__Dataset records__:
START
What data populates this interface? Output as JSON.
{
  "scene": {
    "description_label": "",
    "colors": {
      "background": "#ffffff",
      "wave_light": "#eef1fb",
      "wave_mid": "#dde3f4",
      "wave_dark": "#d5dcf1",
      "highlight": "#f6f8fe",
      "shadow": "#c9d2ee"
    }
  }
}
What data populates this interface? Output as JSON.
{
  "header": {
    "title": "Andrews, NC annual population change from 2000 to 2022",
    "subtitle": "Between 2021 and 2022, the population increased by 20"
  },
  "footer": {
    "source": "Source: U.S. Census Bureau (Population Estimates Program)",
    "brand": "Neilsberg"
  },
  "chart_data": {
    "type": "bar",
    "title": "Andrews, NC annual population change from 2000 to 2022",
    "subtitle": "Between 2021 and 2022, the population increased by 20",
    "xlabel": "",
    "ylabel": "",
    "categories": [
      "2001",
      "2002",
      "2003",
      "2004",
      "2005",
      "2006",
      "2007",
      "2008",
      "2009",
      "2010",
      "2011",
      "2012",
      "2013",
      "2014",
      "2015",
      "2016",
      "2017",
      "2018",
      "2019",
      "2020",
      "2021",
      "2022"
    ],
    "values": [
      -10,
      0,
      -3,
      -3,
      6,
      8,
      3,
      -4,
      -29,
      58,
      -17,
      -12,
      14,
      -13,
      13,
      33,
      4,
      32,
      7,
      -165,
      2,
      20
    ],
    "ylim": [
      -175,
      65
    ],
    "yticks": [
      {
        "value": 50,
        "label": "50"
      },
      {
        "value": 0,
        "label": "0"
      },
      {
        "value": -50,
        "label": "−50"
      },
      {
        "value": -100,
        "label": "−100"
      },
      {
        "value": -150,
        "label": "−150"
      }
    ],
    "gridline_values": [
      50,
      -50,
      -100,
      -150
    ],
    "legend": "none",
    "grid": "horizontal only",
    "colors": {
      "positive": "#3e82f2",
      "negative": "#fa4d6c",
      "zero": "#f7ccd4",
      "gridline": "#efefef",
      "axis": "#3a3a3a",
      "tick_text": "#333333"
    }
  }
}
END
__Problem requirements__:
Reproduce the entries above in full by retyping them exactly.

__Finished exercise__:
What data populates this interface? Output as JSON.
{
  "scene": {
    "description_label": "",
    "colors": {
      "background": "#ffffff",
      "wave_light": "#eef1fb",
      "wave_mid": "#dde3f4",
      "wave_dark": "#d5dcf1",
      "highlight": "#f6f8fe",
      "shadow": "#c9d2ee"
    }
  }
}
What data populates this interface? Output as JSON.
{
  "header": {
    "title": "Andrews, NC annual population change from 2000 to 2022",
    "subtitle": "Between 2021 and 2022, the population increased by 20"
  },
  "footer": {
    "source": "Source: U.S. Census Bureau (Population Estimates Program)",
    "brand": "Neilsberg"
  },
  "chart_data": {
    "type": "bar",
    "title": "Andrews, NC annual population change from 2000 to 2022",
    "subtitle": "Between 2021 and 2022, the population increased by 20",
    "xlabel": "",
    "ylabel": "",
    "categories": [
      "2001",
      "2002",
      "2003",
      "2004",
      "2005",
      "2006",
      "2007",
      "2008",
      "2009",
      "2010",
      "2011",
      "2012",
      "2013",
      "2014",
      "2015",
      "2016",
      "2017",
      "2018",
      "2019",
      "2020",
      "2021",
      "2022"
    ],
    "values": [
      -10,
      0,
      -3,
      -3,
      6,
      8,
      3,
      -4,
      -29,
      58,
      -17,
      -12,
      14,
      -13,
      13,
      33,
      4,
      32,
      7,
      -165,
      2,
      20
    ],
    "ylim": [
      -175,
      65
    ],
    "yticks": [
      {
        "value": 50,
        "label": "50"
      },
      {
        "value": 0,
        "label": "0"
      },
      {
        "value": -50,
        "label": "−50"
      },
      {
        "value": -100,
        "label": "−100"
      },
      {
        "value": -150,
        "label": "−150"
      }
    ],
    "gridline_values": [
      50,
      -50,
      -100,
      -150
    ],
    "legend": "none",
    "grid": "horizontal only",
    "colors": {
      "positive": "#3e82f2",
      "negative": "#fa4d6c",
      "zero": "#f7ccd4",
      "gridline": "#efefef",
      "axis": "#3a3a3a",
      "tick_text": "#333333"
    }
  }
}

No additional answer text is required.